**Work to complete**
Scan the records and identify every line in which the string "color" occurs, then return those lines.
::: Records for processing
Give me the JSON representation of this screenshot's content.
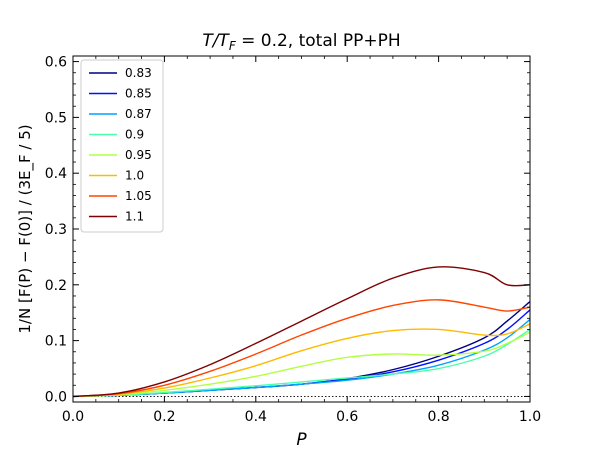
{
  "chart_data": {
    "type": "line",
    "title_prefix": "T/T",
    "title_sub": "F",
    "title_suffix": " = 0.2, total PP+PH",
    "xlabel": "P",
    "ylabel": "1/N [F(P) − F(0)] / (3E_F / 5)",
    "xlim": [
      0.0,
      1.0
    ],
    "ylim": [
      -0.01,
      0.61
    ],
    "xticks": [
      "0.0",
      "0.2",
      "0.4",
      "0.6",
      "0.8",
      "1.0"
    ],
    "yticks": [
      "0.0",
      "0.1",
      "0.2",
      "0.3",
      "0.4",
      "0.5",
      "0.6"
    ],
    "grid": false,
    "legend_position": "upper-left",
    "reference_line": {
      "y": 0.0,
      "style": "dotted"
    },
    "series": [
      {
        "name": "0.83",
        "color": "#00007f",
        "x": [
          0.0,
          0.1,
          0.2,
          0.3,
          0.4,
          0.5,
          0.6,
          0.7,
          0.8,
          0.9,
          0.95,
          1.0
        ],
        "y": [
          0.0,
          0.002,
          0.006,
          0.011,
          0.016,
          0.022,
          0.032,
          0.048,
          0.072,
          0.105,
          0.135,
          0.17
        ]
      },
      {
        "name": "0.85",
        "color": "#0010ff",
        "x": [
          0.0,
          0.1,
          0.2,
          0.3,
          0.4,
          0.5,
          0.6,
          0.7,
          0.8,
          0.9,
          0.95,
          1.0
        ],
        "y": [
          0.0,
          0.002,
          0.006,
          0.011,
          0.016,
          0.022,
          0.031,
          0.044,
          0.065,
          0.095,
          0.12,
          0.155
        ]
      },
      {
        "name": "0.87",
        "color": "#00a4ff",
        "x": [
          0.0,
          0.1,
          0.2,
          0.3,
          0.4,
          0.5,
          0.6,
          0.7,
          0.8,
          0.9,
          0.95,
          1.0
        ],
        "y": [
          0.0,
          0.002,
          0.006,
          0.011,
          0.016,
          0.022,
          0.029,
          0.04,
          0.056,
          0.083,
          0.105,
          0.138
        ]
      },
      {
        "name": "0.9",
        "color": "#4dffaa",
        "x": [
          0.0,
          0.1,
          0.2,
          0.3,
          0.4,
          0.5,
          0.6,
          0.7,
          0.8,
          0.9,
          0.95,
          1.0
        ],
        "y": [
          0.0,
          0.002,
          0.007,
          0.013,
          0.019,
          0.026,
          0.033,
          0.04,
          0.05,
          0.072,
          0.093,
          0.12
        ]
      },
      {
        "name": "0.95",
        "color": "#b2ff43",
        "x": [
          0.0,
          0.1,
          0.2,
          0.3,
          0.4,
          0.5,
          0.6,
          0.7,
          0.8,
          0.9,
          0.95,
          1.0
        ],
        "y": [
          0.0,
          0.003,
          0.011,
          0.022,
          0.036,
          0.054,
          0.07,
          0.076,
          0.074,
          0.081,
          0.095,
          0.115
        ]
      },
      {
        "name": "1.0",
        "color": "#ffb900",
        "x": [
          0.0,
          0.1,
          0.2,
          0.3,
          0.4,
          0.5,
          0.6,
          0.7,
          0.8,
          0.9,
          0.95,
          1.0
        ],
        "y": [
          0.0,
          0.004,
          0.015,
          0.033,
          0.055,
          0.082,
          0.104,
          0.118,
          0.12,
          0.11,
          0.112,
          0.13
        ]
      },
      {
        "name": "1.05",
        "color": "#ff4500",
        "x": [
          0.0,
          0.1,
          0.2,
          0.3,
          0.4,
          0.5,
          0.6,
          0.7,
          0.8,
          0.9,
          0.95,
          1.0
        ],
        "y": [
          0.0,
          0.005,
          0.02,
          0.045,
          0.076,
          0.11,
          0.14,
          0.163,
          0.173,
          0.16,
          0.153,
          0.16
        ]
      },
      {
        "name": "1.1",
        "color": "#7f0000",
        "x": [
          0.0,
          0.1,
          0.2,
          0.3,
          0.4,
          0.5,
          0.6,
          0.7,
          0.8,
          0.9,
          0.95,
          1.0
        ],
        "y": [
          0.0,
          0.006,
          0.026,
          0.057,
          0.095,
          0.135,
          0.175,
          0.212,
          0.232,
          0.222,
          0.2,
          0.2
        ]
      }
    ]
  }
}
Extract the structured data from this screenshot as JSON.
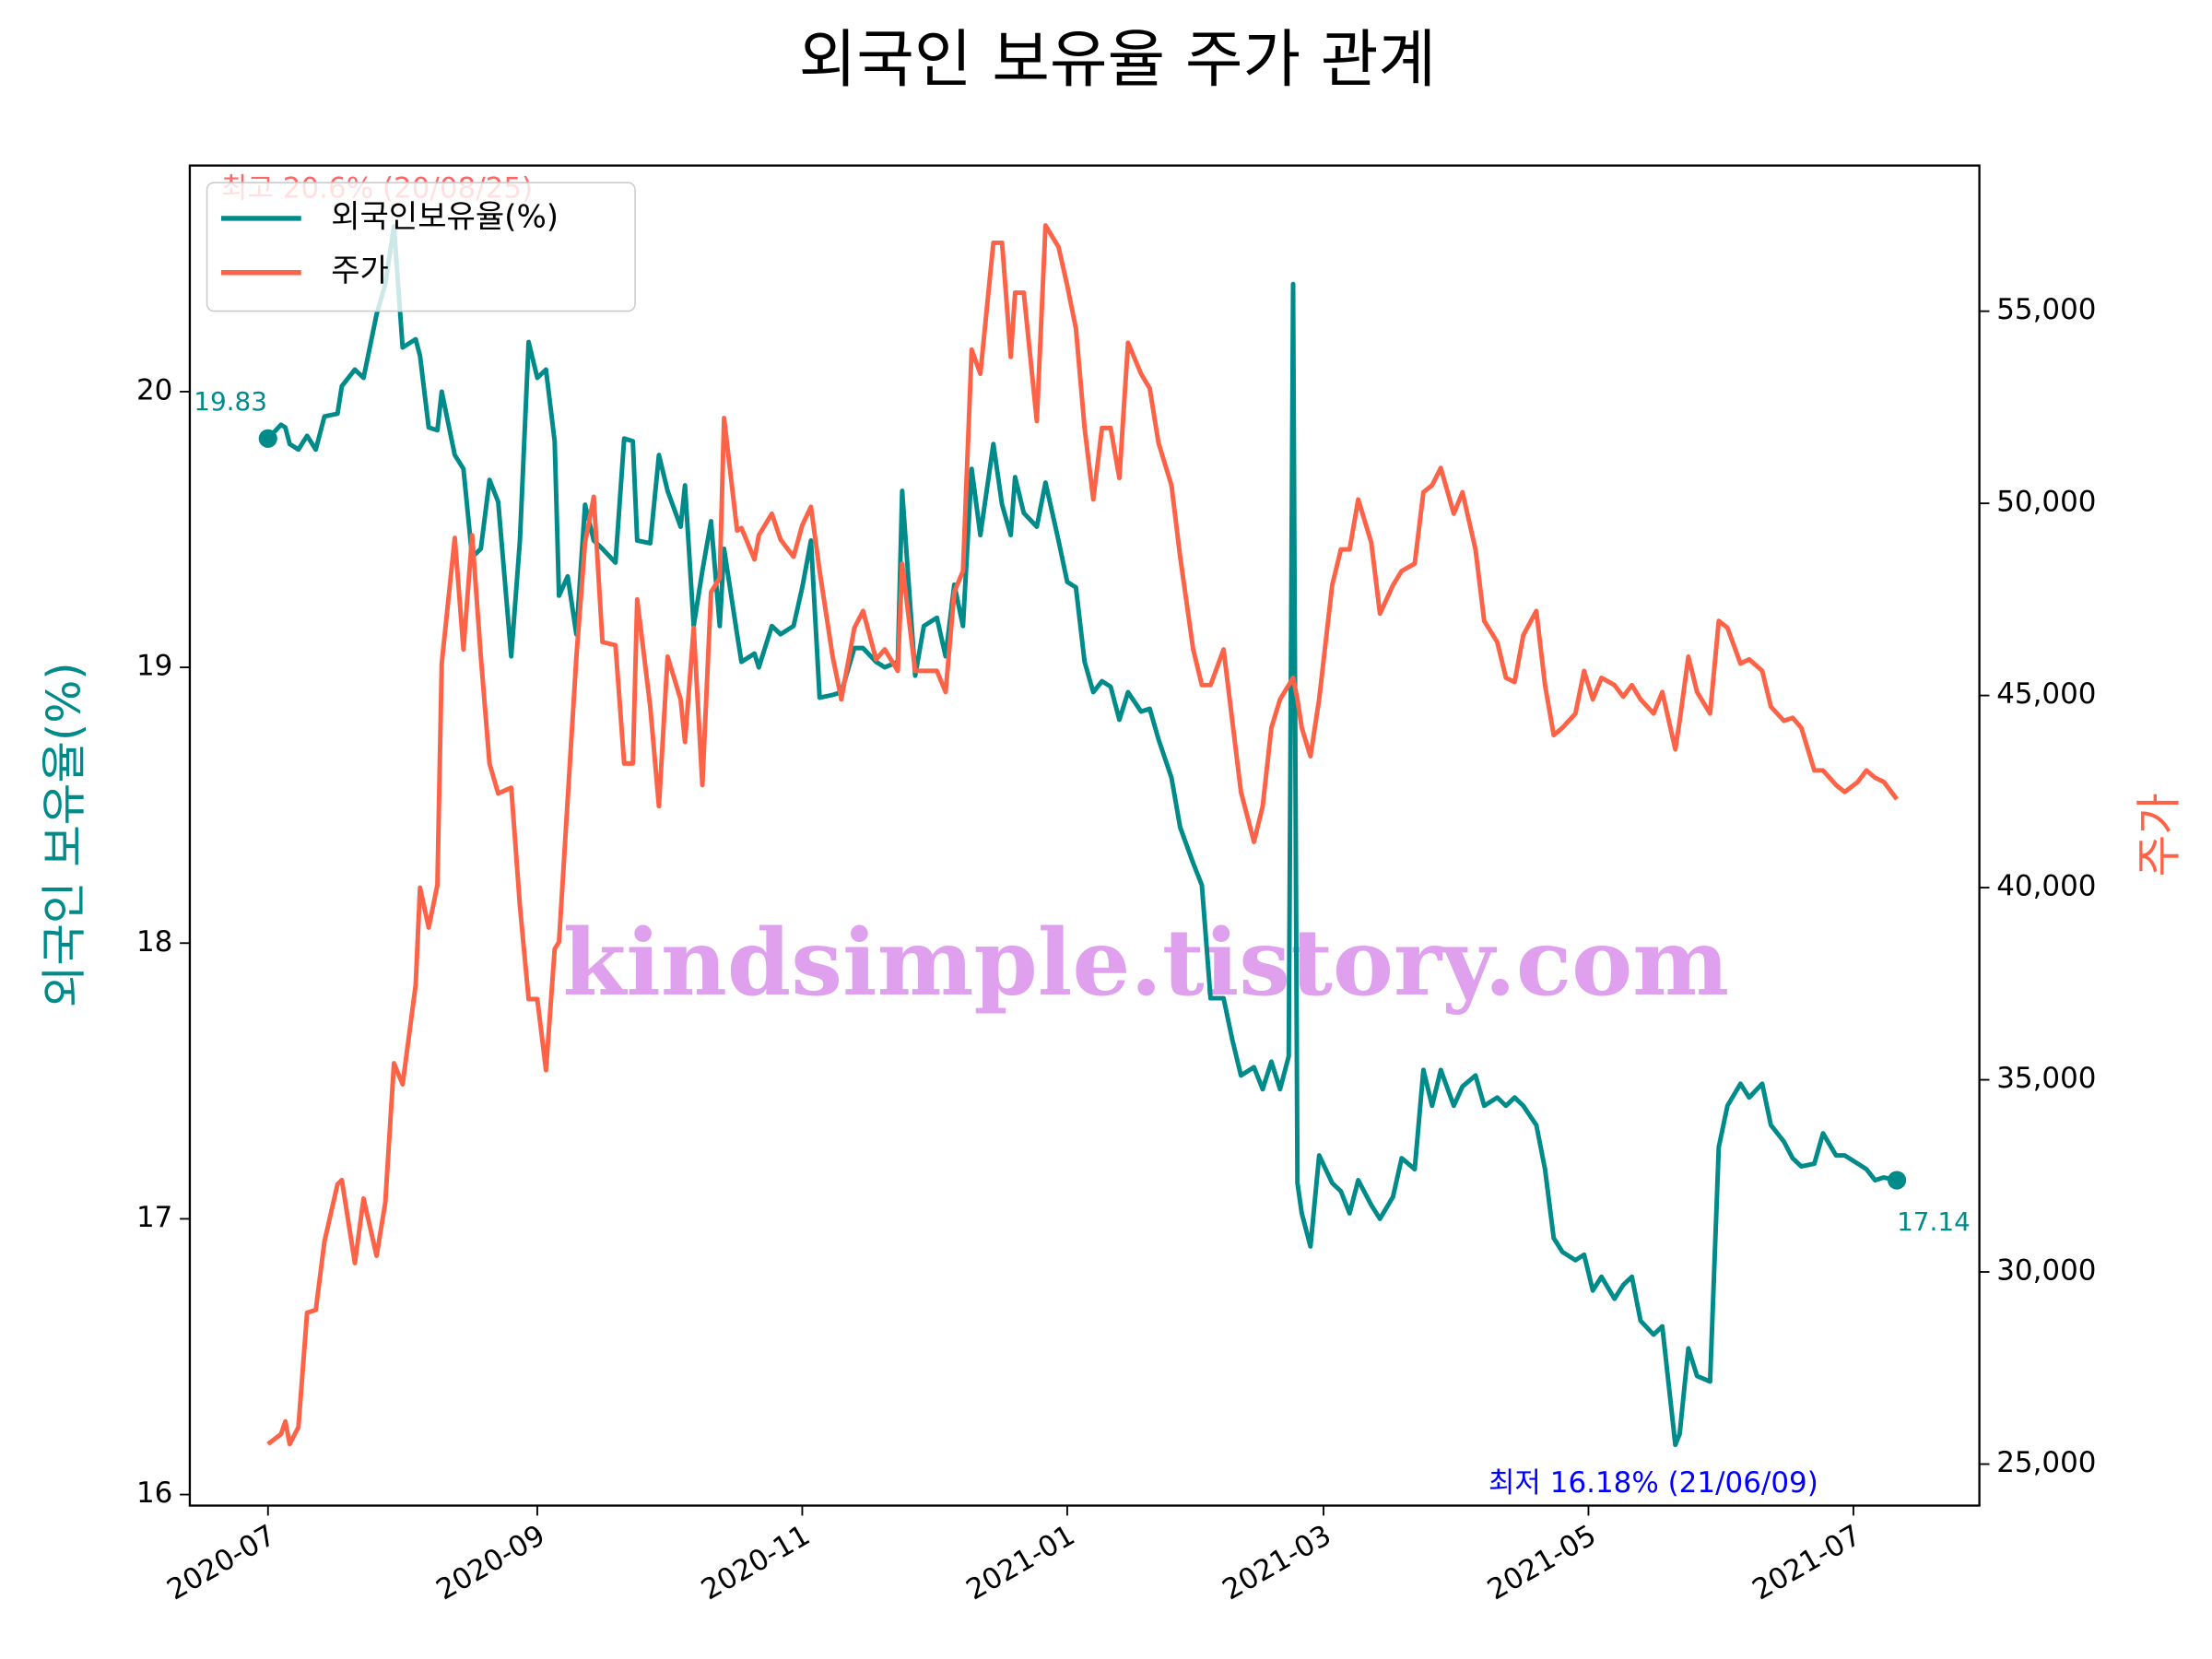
{
  "chart_data": {
    "type": "line",
    "title": "외국인 보유율 주가 관계",
    "y_label": "외국인 보유율(%)",
    "y2_label": "주가",
    "watermark": "kindsimple.tistory.com",
    "legend": "upper left",
    "xlim": [
      -18,
      394
    ],
    "xticks": [
      {
        "value": 0,
        "label": "2020-07"
      },
      {
        "value": 62,
        "label": "2020-09"
      },
      {
        "value": 123,
        "label": "2020-11"
      },
      {
        "value": 184,
        "label": "2021-01"
      },
      {
        "value": 243,
        "label": "2021-03"
      },
      {
        "value": 304,
        "label": "2021-05"
      },
      {
        "value": 365,
        "label": "2021-07"
      }
    ],
    "ylim": [
      15.96,
      20.82
    ],
    "yticks": [
      16,
      17,
      18,
      19,
      20
    ],
    "y2lim": [
      23920,
      58790
    ],
    "y2ticks": [
      {
        "value": 25000,
        "label": "25,000"
      },
      {
        "value": 30000,
        "label": "30,000"
      },
      {
        "value": 35000,
        "label": "35,000"
      },
      {
        "value": 40000,
        "label": "40,000"
      },
      {
        "value": 45000,
        "label": "45,000"
      },
      {
        "value": 50000,
        "label": "50,000"
      },
      {
        "value": 55000,
        "label": "55,000"
      }
    ],
    "x": [
      0,
      3,
      4,
      5,
      7,
      9,
      11,
      13,
      16,
      17,
      20,
      22,
      25,
      27,
      29,
      31,
      34,
      35,
      37,
      39,
      40,
      43,
      45,
      47,
      49,
      51,
      53,
      56,
      58,
      60,
      62,
      64,
      66,
      67,
      69,
      71,
      73,
      75,
      77,
      80,
      82,
      84,
      85,
      88,
      90,
      92,
      95,
      96,
      98,
      100,
      102,
      104,
      105,
      108,
      109,
      112,
      113,
      116,
      118,
      121,
      123,
      125,
      127,
      130,
      132,
      135,
      137,
      140,
      142,
      145,
      146,
      149,
      151,
      154,
      156,
      158,
      160,
      162,
      164,
      167,
      169,
      171,
      172,
      174,
      177,
      179,
      182,
      184,
      186,
      188,
      190,
      192,
      194,
      196,
      198,
      201,
      203,
      205,
      208,
      210,
      213,
      215,
      217,
      220,
      222,
      224,
      227,
      229,
      231,
      233,
      235,
      236,
      237,
      238,
      240,
      242,
      245,
      247,
      249,
      251,
      254,
      256,
      259,
      261,
      264,
      266,
      268,
      270,
      273,
      275,
      278,
      280,
      283,
      285,
      287,
      289,
      292,
      294,
      296,
      298,
      301,
      303,
      305,
      307,
      310,
      312,
      314,
      316,
      319,
      321,
      324,
      325,
      327,
      329,
      332,
      334,
      336,
      339,
      341,
      344,
      346,
      349,
      351,
      353,
      356,
      358,
      361,
      363,
      366,
      368,
      370,
      372,
      375
    ],
    "series": [
      {
        "name": "외국인보유율(%)",
        "color": "#008b8b",
        "values": [
          19.83,
          19.88,
          19.87,
          19.81,
          19.79,
          19.84,
          19.79,
          19.91,
          19.92,
          20.02,
          20.08,
          20.05,
          20.28,
          20.39,
          20.6,
          20.16,
          20.19,
          20.13,
          19.87,
          19.86,
          20.0,
          19.77,
          19.72,
          19.4,
          19.43,
          19.68,
          19.6,
          19.04,
          19.46,
          20.18,
          20.05,
          20.08,
          19.82,
          19.26,
          19.33,
          19.12,
          19.59,
          19.46,
          19.43,
          19.38,
          19.83,
          19.82,
          19.46,
          19.45,
          19.77,
          19.64,
          19.51,
          19.66,
          19.15,
          19.35,
          19.53,
          19.15,
          19.43,
          19.12,
          19.02,
          19.05,
          19.0,
          19.15,
          19.12,
          19.15,
          19.29,
          19.46,
          18.89,
          18.9,
          18.91,
          19.07,
          19.07,
          19.02,
          19.0,
          19.02,
          19.64,
          18.97,
          19.15,
          19.18,
          19.04,
          19.3,
          19.15,
          19.72,
          19.48,
          19.81,
          19.59,
          19.48,
          19.69,
          19.56,
          19.51,
          19.67,
          19.46,
          19.31,
          19.29,
          19.02,
          18.91,
          18.95,
          18.93,
          18.81,
          18.91,
          18.84,
          18.85,
          18.74,
          18.6,
          18.42,
          18.29,
          18.21,
          17.8,
          17.8,
          17.65,
          17.52,
          17.55,
          17.47,
          17.57,
          17.47,
          17.59,
          20.39,
          17.13,
          17.02,
          16.9,
          17.23,
          17.13,
          17.1,
          17.02,
          17.14,
          17.05,
          17.0,
          17.08,
          17.22,
          17.18,
          17.54,
          17.41,
          17.54,
          17.41,
          17.48,
          17.52,
          17.41,
          17.44,
          17.41,
          17.44,
          17.41,
          17.34,
          17.18,
          16.93,
          16.88,
          16.85,
          16.87,
          16.74,
          16.79,
          16.71,
          16.76,
          16.79,
          16.63,
          16.58,
          16.61,
          16.18,
          16.22,
          16.53,
          16.43,
          16.41,
          17.26,
          17.41,
          17.49,
          17.44,
          17.49,
          17.34,
          17.28,
          17.22,
          17.19,
          17.2,
          17.31,
          17.23,
          17.23,
          17.2,
          17.18,
          17.14,
          17.15,
          17.14
        ]
      },
      {
        "name": "주가",
        "color": "#ff6347",
        "axis": "y2",
        "values": [
          25520,
          25780,
          26110,
          25520,
          25960,
          28940,
          29010,
          30790,
          32280,
          32390,
          30230,
          31910,
          30420,
          31800,
          35430,
          34880,
          37470,
          40000,
          38960,
          40070,
          45830,
          49100,
          46200,
          49170,
          46010,
          43230,
          42450,
          42600,
          39520,
          37100,
          37100,
          35250,
          38400,
          38590,
          42300,
          46010,
          48980,
          50170,
          46390,
          46310,
          43230,
          43230,
          47500,
          44710,
          42120,
          46010,
          44900,
          43790,
          46760,
          42670,
          47690,
          48060,
          52220,
          49290,
          49360,
          48540,
          49170,
          49730,
          49060,
          48610,
          49430,
          49910,
          48240,
          46010,
          44900,
          46760,
          47200,
          45940,
          46200,
          45640,
          48430,
          45640,
          45640,
          45640,
          45090,
          47690,
          48240,
          54000,
          53370,
          56780,
          56780,
          53810,
          55480,
          55480,
          52140,
          57230,
          56670,
          55670,
          54550,
          51960,
          50100,
          51960,
          51960,
          50660,
          54180,
          53370,
          52990,
          51580,
          50470,
          48610,
          46200,
          45270,
          45270,
          46200,
          44340,
          42490,
          41190,
          42120,
          44160,
          44900,
          45270,
          45460,
          44900,
          44160,
          43420,
          44900,
          47870,
          48800,
          48800,
          50100,
          48980,
          47130,
          47870,
          48240,
          48430,
          50290,
          50470,
          50920,
          49730,
          50290,
          48800,
          46940,
          46390,
          45460,
          45350,
          46570,
          47200,
          45270,
          43970,
          44160,
          44530,
          45640,
          44900,
          45460,
          45270,
          44970,
          45270,
          44900,
          44530,
          45090,
          43600,
          44340,
          46010,
          45090,
          44530,
          46940,
          46760,
          45830,
          45940,
          45640,
          44710,
          44340,
          44420,
          44160,
          43050,
          43050,
          42670,
          42490,
          42750,
          43050,
          42860,
          42750,
          42300
        ]
      }
    ],
    "annotations": [
      {
        "text": "최고 20.6% (20/08/25)",
        "color": "#ff0000"
      },
      {
        "text": "최저 16.18% (21/06/09)",
        "color": "#0000ff"
      }
    ]
  }
}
::::::
**Solution to this task**
        "color": "#00007f",
        "color": "#0010ff",
        "color": "#00a4ff",
        "color": "#4dffaa",
        "color": "#b2ff43",
        "color": "#ffb900",
        "color": "#ff4500",
        "color": "#7f0000",
        "color": "#008b8b",
        "color": "#ff6347",
        "color": "#ff0000"
        "color": "#0000ff"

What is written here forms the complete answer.